> **Exercise task**
Please give the listing again, word for word, with nothing left out.

> **Records shown**

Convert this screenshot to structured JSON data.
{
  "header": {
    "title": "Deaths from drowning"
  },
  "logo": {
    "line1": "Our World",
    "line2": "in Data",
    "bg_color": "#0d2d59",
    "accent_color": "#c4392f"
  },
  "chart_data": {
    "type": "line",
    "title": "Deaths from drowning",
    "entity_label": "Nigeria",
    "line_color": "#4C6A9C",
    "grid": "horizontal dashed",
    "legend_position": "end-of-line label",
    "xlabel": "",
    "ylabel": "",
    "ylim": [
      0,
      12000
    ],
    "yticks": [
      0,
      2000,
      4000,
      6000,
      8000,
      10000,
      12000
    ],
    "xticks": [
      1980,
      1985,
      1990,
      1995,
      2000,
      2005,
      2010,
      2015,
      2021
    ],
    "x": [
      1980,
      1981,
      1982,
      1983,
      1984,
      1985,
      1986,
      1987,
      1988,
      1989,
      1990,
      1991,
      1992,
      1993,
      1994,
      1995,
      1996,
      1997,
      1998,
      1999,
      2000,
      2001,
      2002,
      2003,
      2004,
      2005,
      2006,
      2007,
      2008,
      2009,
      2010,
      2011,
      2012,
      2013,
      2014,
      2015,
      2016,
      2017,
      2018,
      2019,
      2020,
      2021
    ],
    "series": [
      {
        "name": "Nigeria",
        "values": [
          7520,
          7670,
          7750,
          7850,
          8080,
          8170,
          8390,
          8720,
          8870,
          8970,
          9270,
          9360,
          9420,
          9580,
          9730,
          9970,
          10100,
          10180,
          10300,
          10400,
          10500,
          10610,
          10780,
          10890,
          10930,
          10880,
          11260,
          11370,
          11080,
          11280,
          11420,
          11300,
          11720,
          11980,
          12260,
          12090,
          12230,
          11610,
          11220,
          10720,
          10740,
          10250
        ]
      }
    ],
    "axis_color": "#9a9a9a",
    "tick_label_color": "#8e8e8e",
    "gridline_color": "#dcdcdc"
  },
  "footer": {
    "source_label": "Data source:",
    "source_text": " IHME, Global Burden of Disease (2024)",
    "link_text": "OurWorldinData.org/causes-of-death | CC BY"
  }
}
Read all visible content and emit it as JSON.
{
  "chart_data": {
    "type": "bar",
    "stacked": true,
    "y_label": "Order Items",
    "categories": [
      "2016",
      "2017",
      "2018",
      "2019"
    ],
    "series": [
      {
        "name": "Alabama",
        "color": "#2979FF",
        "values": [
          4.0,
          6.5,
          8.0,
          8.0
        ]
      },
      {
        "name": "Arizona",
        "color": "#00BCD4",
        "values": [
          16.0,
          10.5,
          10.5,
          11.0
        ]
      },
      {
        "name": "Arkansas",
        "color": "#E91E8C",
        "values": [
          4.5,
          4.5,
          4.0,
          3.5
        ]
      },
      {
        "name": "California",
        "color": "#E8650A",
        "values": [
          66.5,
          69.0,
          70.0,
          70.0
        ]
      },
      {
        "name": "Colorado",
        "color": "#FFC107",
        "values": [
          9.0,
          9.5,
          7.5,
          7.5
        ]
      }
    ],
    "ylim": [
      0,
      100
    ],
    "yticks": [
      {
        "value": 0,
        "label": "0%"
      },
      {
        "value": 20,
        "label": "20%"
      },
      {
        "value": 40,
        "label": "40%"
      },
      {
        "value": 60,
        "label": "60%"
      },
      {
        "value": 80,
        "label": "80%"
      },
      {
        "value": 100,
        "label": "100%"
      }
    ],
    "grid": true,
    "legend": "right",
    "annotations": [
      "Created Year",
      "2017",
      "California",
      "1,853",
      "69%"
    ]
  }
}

> **Written response**
Convert this screenshot to structured JSON data.
{
  "header": {
    "title": "Deaths from drowning"
  },
  "logo": {
    "line1": "Our World",
    "line2": "in Data",
    "bg_color": "#0d2d59",
    "accent_color": "#c4392f"
  },
  "chart_data": {
    "type": "line",
    "title": "Deaths from drowning",
    "entity_label": "Nigeria",
    "line_color": "#4C6A9C",
    "grid": "horizontal dashed",
    "legend_position": "end-of-line label",
    "xlabel": "",
    "ylabel": "",
    "ylim": [
      0,
      12000
    ],
    "yticks": [
      0,
      2000,
      4000,
      6000,
      8000,
      10000,
      12000
    ],
    "xticks": [
      1980,
      1985,
      1990,
      1995,
      2000,
      2005,
      2010,
      2015,
      2021
    ],
    "x": [
      1980,
      1981,
      1982,
      1983,
      1984,
      1985,
      1986,
      1987,
      1988,
      1989,
      1990,
      1991,
      1992,
      1993,
      1994,
      1995,
      1996,
      1997,
      1998,
      1999,
      2000,
      2001,
      2002,
      2003,
      2004,
      2005,
      2006,
      2007,
      2008,
      2009,
      2010,
      2011,
      2012,
      2013,
      2014,
      2015,
      2016,
      2017,
      2018,
      2019,
      2020,
      2021
    ],
    "series": [
      {
        "name": "Nigeria",
        "values": [
          7520,
          7670,
          7750,
          7850,
          8080,
          8170,
          8390,
          8720,
          8870,
          8970,
          9270,
          9360,
          9420,
          9580,
          9730,
          9970,
          10100,
          10180,
          10300,
          10400,
          10500,
          10610,
          10780,
          10890,
          10930,
          10880,
          11260,
          11370,
          11080,
          11280,
          11420,
          11300,
          11720,
          11980,
          12260,
          12090,
          12230,
          11610,
          11220,
          10720,
          10740,
          10250
        ]
      }
    ],
    "axis_color": "#9a9a9a",
    "tick_label_color": "#8e8e8e",
    "gridline_color": "#dcdcdc"
  },
  "footer": {
    "source_label": "Data source:",
    "source_text": " IHME, Global Burden of Disease (2024)",
    "link_text": "OurWorldinData.org/causes-of-death | CC BY"
  }
}
Read all visible content and emit it as JSON.
{
  "chart_data": {
    "type": "bar",
    "stacked": true,
    "y_label": "Order Items",
    "categories": [
      "2016",
      "2017",
      "2018",
      "2019"
    ],
    "series": [
      {
        "name": "Alabama",
        "color": "#2979FF",
        "values": [
          4.0,
          6.5,
          8.0,
          8.0
        ]
      },
      {
        "name": "Arizona",
        "color": "#00BCD4",
        "values": [
          16.0,
          10.5,
          10.5,
          11.0
        ]
      },
      {
        "name": "Arkansas",
        "color": "#E91E8C",
        "values": [
          4.5,
          4.5,
          4.0,
          3.5
        ]
      },
      {
        "name": "California",
        "color": "#E8650A",
        "values": [
          66.5,
          69.0,
          70.0,
          70.0
        ]
      },
      {
        "name": "Colorado",
        "color": "#FFC107",
        "values": [
          9.0,
          9.5,
          7.5,
          7.5
        ]
      }
    ],
    "ylim": [
      0,
      100
    ],
    "yticks": [
      {
        "value": 0,
        "label": "0%"
      },
      {
        "value": 20,
        "label": "20%"
      },
      {
        "value": 40,
        "label": "40%"
      },
      {
        "value": 60,
        "label": "60%"
      },
      {
        "value": 80,
        "label": "80%"
      },
      {
        "value": 100,
        "label": "100%"
      }
    ],
    "grid": true,
    "legend": "right",
    "annotations": [
      "Created Year",
      "2017",
      "California",
      "1,853",
      "69%"
    ]
  }
}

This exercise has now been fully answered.